- [REQUIRED WORK]
Only the lines from the line containing "Give me a plain-text" to the end of the entries should be repeated, exactly as they appear.

************

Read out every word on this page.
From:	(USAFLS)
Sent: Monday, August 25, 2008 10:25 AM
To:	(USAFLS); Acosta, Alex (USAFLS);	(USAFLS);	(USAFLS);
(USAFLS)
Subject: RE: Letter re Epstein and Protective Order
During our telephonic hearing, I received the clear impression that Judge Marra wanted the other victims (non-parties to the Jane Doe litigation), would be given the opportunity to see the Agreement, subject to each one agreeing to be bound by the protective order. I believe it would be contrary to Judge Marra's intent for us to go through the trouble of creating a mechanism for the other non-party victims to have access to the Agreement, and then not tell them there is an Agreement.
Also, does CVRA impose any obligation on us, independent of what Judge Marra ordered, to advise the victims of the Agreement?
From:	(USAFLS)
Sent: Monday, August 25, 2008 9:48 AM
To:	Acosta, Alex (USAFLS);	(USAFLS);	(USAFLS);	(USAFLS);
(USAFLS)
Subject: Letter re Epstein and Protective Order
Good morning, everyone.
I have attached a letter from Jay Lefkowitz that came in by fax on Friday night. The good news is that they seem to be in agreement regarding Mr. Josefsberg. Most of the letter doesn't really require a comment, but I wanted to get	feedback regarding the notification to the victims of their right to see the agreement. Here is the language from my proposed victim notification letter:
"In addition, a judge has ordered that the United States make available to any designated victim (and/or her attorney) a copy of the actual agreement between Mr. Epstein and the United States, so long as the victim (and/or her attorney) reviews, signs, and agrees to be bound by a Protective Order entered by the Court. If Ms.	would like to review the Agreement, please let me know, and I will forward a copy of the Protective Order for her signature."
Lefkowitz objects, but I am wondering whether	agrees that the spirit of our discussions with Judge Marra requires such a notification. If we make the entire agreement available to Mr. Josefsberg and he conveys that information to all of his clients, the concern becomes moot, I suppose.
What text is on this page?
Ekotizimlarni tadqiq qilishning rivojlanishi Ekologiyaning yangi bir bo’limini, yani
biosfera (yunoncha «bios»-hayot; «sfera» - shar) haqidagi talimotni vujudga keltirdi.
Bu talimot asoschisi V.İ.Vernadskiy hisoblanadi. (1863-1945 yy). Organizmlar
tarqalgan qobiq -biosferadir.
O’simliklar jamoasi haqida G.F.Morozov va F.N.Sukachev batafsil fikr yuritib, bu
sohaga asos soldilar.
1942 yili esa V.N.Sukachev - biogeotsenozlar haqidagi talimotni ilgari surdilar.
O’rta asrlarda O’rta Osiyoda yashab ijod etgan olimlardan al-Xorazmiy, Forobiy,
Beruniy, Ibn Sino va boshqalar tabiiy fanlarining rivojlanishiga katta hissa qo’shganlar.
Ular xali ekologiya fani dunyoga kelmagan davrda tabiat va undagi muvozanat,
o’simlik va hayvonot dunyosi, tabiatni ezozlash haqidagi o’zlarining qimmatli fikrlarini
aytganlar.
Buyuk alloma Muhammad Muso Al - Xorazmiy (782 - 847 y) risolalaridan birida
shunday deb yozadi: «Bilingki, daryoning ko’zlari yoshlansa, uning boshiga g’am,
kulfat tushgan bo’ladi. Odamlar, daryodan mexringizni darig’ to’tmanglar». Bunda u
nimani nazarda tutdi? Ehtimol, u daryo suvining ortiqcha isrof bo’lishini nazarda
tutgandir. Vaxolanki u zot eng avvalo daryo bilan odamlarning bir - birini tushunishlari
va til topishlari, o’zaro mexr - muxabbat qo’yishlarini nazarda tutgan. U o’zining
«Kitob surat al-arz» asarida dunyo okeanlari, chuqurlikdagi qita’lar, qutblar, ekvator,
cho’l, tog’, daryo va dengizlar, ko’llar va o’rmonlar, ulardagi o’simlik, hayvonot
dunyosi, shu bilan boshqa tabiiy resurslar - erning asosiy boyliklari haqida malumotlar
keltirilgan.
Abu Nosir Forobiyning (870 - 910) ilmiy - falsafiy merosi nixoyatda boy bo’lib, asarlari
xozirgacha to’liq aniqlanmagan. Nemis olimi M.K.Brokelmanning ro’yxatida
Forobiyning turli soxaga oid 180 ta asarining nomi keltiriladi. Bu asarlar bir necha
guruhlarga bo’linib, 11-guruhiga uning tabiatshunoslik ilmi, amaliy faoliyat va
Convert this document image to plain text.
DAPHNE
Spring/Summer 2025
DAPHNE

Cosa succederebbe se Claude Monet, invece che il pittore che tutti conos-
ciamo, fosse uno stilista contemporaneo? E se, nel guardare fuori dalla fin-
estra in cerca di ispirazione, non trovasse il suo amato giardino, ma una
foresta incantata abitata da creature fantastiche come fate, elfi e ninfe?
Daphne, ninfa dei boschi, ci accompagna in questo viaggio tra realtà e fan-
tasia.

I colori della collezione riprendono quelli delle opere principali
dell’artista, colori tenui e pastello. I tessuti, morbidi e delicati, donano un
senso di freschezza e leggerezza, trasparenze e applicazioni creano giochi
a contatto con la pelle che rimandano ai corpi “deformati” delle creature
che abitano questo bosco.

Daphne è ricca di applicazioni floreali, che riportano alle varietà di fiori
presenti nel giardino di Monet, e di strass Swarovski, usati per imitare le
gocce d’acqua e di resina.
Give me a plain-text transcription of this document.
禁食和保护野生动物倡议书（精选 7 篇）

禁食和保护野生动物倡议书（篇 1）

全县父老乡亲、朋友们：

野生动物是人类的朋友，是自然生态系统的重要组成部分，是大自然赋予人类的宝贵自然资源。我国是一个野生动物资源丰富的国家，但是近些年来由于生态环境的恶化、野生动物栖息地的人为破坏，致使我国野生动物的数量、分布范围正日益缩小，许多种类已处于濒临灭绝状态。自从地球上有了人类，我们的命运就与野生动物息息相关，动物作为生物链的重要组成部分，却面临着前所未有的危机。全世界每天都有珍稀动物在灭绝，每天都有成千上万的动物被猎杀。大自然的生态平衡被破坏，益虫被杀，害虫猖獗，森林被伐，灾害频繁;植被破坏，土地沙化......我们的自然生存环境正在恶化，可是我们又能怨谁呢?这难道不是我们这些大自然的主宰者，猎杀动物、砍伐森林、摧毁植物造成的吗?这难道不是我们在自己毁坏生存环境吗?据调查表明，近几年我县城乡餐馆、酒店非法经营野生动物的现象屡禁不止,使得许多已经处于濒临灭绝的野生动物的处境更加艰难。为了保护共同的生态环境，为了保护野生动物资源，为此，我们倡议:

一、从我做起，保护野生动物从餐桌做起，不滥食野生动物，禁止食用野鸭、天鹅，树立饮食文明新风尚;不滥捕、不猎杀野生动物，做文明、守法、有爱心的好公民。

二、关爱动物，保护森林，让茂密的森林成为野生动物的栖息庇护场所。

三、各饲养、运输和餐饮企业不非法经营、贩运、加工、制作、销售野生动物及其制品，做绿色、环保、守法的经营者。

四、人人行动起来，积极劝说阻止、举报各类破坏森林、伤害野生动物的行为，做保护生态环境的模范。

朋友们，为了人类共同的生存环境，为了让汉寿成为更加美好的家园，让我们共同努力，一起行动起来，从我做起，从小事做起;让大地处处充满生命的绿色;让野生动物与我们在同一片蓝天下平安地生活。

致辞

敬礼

************

- [TASK RESULT]
Give me a plain-text transcription of this document.
禁食和保护野生动物倡议书（精选 7 篇）

禁食和保护野生动物倡议书（篇 1）

全县父老乡亲、朋友们：

野生动物是人类的朋友，是自然生态系统的重要组成部分，是大自然赋予人类的宝贵自然资源。我国是一个野生动物资源丰富的国家，但是近些年来由于生态环境的恶化、野生动物栖息地的人为破坏，致使我国野生动物的数量、分布范围正日益缩小，许多种类已处于濒临灭绝状态。自从地球上有了人类，我们的命运就与野生动物息息相关，动物作为生物链的重要组成部分，却面临着前所未有的危机。全世界每天都有珍稀动物在灭绝，每天都有成千上万的动物被猎杀。大自然的生态平衡被破坏，益虫被杀，害虫猖獗，森林被伐，灾害频繁;植被破坏，土地沙化......我们的自然生存环境正在恶化，可是我们又能怨谁呢?这难道不是我们这些大自然的主宰者，猎杀动物、砍伐森林、摧毁植物造成的吗?这难道不是我们在自己毁坏生存环境吗?据调查表明，近几年我县城乡餐馆、酒店非法经营野生动物的现象屡禁不止,使得许多已经处于濒临灭绝的野生动物的处境更加艰难。为了保护共同的生态环境，为了保护野生动物资源，为此，我们倡议:

一、从我做起，保护野生动物从餐桌做起，不滥食野生动物，禁止食用野鸭、天鹅，树立饮食文明新风尚;不滥捕、不猎杀野生动物，做文明、守法、有爱心的好公民。

二、关爱动物，保护森林，让茂密的森林成为野生动物的栖息庇护场所。

三、各饲养、运输和餐饮企业不非法经营、贩运、加工、制作、销售野生动物及其制品，做绿色、环保、守法的经营者。

四、人人行动起来，积极劝说阻止、举报各类破坏森林、伤害野生动物的行为，做保护生态环境的模范。

朋友们，为了人类共同的生存环境，为了让汉寿成为更加美好的家园，让我们共同努力，一起行动起来，从我做起，从小事做起;让大地处处充满生命的绿色;让野生动物与我们在同一片蓝天下平安地生活。

致辞

敬礼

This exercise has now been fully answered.